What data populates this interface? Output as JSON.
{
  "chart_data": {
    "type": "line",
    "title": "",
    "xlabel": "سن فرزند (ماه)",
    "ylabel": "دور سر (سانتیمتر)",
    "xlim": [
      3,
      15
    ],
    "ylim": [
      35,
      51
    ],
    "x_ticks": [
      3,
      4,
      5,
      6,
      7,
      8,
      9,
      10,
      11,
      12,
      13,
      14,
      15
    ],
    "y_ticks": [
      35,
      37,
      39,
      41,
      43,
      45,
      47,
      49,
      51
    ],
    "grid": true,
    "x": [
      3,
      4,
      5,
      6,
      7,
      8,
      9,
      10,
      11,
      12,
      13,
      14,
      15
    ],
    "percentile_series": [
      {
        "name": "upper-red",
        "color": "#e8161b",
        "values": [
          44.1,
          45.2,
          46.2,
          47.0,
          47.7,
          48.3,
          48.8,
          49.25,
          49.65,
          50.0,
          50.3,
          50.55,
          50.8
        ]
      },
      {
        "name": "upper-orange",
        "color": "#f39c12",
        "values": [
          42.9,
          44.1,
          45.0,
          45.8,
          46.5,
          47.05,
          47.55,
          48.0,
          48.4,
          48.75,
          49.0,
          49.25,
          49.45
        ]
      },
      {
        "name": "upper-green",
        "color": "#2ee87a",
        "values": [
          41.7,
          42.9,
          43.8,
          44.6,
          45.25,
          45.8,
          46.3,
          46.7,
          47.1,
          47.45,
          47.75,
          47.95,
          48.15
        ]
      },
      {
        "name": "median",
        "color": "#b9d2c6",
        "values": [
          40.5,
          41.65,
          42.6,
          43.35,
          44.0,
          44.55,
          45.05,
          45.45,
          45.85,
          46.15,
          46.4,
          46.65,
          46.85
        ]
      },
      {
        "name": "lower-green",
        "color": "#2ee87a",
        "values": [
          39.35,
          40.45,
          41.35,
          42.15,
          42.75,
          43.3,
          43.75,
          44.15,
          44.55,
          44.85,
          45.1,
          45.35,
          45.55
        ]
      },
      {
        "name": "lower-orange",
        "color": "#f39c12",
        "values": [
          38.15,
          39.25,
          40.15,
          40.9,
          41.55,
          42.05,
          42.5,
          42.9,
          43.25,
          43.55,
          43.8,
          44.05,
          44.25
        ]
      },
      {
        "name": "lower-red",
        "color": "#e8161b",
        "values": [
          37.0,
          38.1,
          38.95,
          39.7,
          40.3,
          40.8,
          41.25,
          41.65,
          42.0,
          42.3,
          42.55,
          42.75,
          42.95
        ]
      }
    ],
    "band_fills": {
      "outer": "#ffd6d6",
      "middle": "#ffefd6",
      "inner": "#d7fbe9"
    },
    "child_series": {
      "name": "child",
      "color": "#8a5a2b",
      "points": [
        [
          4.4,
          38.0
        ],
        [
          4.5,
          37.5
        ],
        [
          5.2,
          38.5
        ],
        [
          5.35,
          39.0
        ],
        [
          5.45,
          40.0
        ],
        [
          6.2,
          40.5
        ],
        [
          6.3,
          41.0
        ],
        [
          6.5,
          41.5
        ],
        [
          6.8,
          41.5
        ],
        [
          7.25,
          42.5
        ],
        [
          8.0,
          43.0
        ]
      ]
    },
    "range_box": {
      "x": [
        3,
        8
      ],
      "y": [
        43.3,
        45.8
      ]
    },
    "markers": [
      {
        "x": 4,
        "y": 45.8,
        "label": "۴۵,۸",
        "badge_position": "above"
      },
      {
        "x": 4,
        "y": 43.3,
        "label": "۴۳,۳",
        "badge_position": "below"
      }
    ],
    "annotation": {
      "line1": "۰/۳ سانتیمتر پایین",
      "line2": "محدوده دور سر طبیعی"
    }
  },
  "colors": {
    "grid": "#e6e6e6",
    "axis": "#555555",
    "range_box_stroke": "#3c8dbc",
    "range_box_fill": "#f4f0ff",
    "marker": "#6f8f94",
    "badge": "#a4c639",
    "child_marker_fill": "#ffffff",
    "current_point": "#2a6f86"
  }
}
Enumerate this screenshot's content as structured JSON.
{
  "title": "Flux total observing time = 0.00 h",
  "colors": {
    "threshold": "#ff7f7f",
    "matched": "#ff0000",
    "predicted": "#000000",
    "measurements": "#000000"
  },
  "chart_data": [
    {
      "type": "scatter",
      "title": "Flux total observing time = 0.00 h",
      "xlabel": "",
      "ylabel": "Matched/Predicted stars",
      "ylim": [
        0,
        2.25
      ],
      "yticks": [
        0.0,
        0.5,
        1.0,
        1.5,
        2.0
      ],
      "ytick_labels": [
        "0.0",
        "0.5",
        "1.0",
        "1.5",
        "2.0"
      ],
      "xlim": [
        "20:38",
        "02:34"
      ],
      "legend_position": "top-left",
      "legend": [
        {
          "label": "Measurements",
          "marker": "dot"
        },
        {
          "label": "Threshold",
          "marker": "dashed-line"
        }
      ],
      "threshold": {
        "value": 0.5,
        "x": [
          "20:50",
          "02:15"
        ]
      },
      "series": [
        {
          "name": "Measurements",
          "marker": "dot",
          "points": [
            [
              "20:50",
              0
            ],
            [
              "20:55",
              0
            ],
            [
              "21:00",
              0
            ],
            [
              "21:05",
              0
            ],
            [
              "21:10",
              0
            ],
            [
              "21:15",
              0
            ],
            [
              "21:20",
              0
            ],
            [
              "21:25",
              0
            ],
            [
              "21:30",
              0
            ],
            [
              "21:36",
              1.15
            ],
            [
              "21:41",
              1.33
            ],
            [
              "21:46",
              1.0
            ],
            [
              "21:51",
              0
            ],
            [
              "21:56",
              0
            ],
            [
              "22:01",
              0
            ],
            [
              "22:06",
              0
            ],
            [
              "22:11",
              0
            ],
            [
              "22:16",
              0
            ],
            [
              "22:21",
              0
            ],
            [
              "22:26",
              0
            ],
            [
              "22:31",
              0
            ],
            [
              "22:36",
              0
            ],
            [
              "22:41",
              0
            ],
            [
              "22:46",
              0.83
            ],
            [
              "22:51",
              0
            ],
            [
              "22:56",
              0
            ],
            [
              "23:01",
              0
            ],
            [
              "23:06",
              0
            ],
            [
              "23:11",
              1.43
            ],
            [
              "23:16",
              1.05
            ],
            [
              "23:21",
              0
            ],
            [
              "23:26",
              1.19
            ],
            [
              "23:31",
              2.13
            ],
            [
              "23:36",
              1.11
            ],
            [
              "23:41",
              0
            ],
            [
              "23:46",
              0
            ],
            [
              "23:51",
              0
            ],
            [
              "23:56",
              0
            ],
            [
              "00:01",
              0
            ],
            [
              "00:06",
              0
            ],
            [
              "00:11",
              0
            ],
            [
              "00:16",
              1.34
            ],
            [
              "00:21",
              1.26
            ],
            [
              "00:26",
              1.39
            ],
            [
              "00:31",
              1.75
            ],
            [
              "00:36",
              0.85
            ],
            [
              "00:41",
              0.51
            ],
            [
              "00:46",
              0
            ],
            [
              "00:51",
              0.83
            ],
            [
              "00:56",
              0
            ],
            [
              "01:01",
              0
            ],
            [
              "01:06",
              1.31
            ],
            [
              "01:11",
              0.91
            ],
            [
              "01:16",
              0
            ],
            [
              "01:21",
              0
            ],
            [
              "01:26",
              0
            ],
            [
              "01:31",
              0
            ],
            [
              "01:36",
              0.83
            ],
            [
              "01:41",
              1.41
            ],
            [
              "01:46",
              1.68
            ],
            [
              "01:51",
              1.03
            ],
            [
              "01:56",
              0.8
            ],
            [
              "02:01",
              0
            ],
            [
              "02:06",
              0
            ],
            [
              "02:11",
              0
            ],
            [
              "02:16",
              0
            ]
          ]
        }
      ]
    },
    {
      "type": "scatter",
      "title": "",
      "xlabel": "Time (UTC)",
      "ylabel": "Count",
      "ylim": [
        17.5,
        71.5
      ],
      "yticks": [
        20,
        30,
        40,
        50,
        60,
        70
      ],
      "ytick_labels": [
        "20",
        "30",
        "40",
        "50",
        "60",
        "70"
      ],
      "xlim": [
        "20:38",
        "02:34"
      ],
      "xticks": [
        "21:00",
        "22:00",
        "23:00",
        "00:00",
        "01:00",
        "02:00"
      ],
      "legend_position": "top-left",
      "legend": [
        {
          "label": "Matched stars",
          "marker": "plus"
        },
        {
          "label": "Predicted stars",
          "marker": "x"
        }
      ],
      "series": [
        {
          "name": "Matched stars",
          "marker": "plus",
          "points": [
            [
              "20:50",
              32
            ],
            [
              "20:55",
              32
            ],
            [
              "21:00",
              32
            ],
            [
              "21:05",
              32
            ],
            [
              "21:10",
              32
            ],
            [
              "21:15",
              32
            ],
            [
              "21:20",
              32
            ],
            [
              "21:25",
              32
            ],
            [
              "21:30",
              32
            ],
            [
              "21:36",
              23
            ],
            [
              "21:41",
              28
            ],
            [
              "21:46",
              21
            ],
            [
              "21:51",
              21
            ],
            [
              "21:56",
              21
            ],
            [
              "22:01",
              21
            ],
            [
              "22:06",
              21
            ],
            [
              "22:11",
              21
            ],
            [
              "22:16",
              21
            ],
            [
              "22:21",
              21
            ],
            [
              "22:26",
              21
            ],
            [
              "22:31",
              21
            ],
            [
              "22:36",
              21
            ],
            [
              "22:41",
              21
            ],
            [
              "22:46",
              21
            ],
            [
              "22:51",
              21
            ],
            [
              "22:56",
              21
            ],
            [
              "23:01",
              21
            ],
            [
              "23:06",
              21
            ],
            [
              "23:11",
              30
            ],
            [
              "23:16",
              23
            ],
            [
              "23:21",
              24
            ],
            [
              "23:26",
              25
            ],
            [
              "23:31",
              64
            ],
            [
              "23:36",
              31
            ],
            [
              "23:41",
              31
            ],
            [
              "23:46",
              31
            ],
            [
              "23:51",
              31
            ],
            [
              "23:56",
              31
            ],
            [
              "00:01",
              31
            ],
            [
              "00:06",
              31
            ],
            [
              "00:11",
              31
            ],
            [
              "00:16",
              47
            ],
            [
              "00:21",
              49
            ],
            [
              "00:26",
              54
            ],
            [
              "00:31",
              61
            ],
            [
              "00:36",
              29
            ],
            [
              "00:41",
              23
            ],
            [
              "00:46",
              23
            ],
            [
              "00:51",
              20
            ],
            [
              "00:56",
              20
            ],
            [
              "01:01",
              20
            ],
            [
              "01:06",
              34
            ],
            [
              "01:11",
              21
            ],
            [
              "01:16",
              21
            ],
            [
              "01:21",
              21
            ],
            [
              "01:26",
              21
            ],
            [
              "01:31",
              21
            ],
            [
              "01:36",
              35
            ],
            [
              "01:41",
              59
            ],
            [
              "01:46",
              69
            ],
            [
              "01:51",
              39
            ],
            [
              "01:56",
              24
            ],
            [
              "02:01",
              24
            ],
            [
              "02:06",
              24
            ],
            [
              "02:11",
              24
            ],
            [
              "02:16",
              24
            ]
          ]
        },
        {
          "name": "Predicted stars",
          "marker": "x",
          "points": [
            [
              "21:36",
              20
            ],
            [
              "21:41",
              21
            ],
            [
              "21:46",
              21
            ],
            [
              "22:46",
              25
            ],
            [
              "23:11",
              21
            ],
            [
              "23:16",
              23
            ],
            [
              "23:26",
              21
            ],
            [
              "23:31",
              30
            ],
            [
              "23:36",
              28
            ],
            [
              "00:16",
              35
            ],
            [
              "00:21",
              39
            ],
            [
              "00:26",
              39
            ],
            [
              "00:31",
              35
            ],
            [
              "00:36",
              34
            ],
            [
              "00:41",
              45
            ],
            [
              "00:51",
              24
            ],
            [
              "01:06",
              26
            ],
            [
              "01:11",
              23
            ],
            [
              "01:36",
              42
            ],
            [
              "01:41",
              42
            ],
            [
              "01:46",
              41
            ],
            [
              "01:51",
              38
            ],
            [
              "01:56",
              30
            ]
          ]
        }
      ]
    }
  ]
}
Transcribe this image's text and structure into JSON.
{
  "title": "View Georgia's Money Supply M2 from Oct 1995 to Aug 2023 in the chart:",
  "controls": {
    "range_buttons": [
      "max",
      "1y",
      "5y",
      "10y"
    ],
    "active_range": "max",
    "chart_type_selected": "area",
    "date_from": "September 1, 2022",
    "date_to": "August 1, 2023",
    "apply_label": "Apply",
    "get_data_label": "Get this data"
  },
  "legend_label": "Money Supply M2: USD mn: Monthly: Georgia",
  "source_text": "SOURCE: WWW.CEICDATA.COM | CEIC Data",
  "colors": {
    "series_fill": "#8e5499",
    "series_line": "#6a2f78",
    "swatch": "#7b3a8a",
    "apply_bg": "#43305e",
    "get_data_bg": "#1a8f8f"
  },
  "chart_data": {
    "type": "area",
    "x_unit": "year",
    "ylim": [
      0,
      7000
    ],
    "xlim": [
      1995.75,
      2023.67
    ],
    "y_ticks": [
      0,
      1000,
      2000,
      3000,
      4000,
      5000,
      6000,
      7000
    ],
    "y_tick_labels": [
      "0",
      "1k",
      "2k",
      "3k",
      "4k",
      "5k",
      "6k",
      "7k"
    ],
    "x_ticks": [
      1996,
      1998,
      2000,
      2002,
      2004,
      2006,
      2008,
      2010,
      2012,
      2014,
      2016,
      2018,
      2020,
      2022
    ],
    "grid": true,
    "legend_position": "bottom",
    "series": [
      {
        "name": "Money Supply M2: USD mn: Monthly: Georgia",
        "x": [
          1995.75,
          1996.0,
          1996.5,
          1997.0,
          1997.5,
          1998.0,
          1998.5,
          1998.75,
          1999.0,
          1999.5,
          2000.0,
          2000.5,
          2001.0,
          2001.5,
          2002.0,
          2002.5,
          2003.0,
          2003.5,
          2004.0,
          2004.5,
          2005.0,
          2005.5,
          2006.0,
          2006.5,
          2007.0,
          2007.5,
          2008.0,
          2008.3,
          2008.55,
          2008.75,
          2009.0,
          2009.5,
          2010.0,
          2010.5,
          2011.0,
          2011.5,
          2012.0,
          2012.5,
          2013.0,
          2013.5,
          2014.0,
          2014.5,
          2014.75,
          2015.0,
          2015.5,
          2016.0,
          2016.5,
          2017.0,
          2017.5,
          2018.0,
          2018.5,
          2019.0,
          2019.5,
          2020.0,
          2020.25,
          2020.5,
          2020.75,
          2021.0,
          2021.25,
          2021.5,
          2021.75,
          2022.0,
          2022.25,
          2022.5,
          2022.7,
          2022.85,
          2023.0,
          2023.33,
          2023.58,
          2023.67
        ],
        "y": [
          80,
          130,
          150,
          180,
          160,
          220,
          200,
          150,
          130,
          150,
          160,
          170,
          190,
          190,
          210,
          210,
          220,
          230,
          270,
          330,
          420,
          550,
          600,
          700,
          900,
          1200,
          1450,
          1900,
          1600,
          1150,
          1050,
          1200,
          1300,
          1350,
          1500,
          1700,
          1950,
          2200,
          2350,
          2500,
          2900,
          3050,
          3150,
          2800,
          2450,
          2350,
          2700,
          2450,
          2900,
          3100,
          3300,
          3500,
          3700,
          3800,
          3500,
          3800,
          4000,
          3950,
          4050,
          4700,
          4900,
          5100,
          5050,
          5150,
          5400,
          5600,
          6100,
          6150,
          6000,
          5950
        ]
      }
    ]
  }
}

**EXERCISE PROMPT:**
Pick out every line of the listing containing the word "observing", and show those lines.

**SOLUTION FOR THIS PROBLEM:**
  "title": "Flux total observing time = 0.00 h",
      "title": "Flux total observing time = 0.00 h",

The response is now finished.